• _Exercise instructions_
Please give the listing again, word for word, with nothing left out.

• _Material supplied_
▽

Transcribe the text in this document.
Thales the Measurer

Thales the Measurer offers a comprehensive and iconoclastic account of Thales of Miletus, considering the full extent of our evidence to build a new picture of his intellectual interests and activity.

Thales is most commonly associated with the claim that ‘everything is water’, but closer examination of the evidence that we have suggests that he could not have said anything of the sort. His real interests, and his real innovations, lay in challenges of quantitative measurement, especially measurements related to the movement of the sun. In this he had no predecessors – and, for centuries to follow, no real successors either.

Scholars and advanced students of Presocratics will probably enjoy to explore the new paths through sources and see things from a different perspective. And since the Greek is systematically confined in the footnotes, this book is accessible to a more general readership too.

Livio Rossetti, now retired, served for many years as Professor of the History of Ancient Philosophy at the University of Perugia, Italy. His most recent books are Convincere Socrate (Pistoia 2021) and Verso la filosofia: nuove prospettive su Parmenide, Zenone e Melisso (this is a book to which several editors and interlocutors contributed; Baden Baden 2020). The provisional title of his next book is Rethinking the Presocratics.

△

• _The answer_
Transcribe the text in this document.
Thales the Measurer

Thales the Measurer offers a comprehensive and iconoclastic account of Thales of Miletus, considering the full extent of our evidence to build a new picture of his intellectual interests and activity.

Thales is most commonly associated with the claim that ‘everything is water’, but closer examination of the evidence that we have suggests that he could not have said anything of the sort. His real interests, and his real innovations, lay in challenges of quantitative measurement, especially measurements related to the movement of the sun. In this he had no predecessors – and, for centuries to follow, no real successors either.

Scholars and advanced students of Presocratics will probably enjoy to explore the new paths through sources and see things from a different perspective. And since the Greek is systematically confined in the footnotes, this book is accessible to a more general readership too.

Livio Rossetti, now retired, served for many years as Professor of the History of Ancient Philosophy at the University of Perugia, Italy. His most recent books are Convincere Socrate (Pistoia 2021) and Verso la filosofia: nuove prospettive su Parmenide, Zenone e Melisso (this is a book to which several editors and interlocutors contributed; Baden Baden 2020). The provisional title of his next book is Rethinking the Presocratics.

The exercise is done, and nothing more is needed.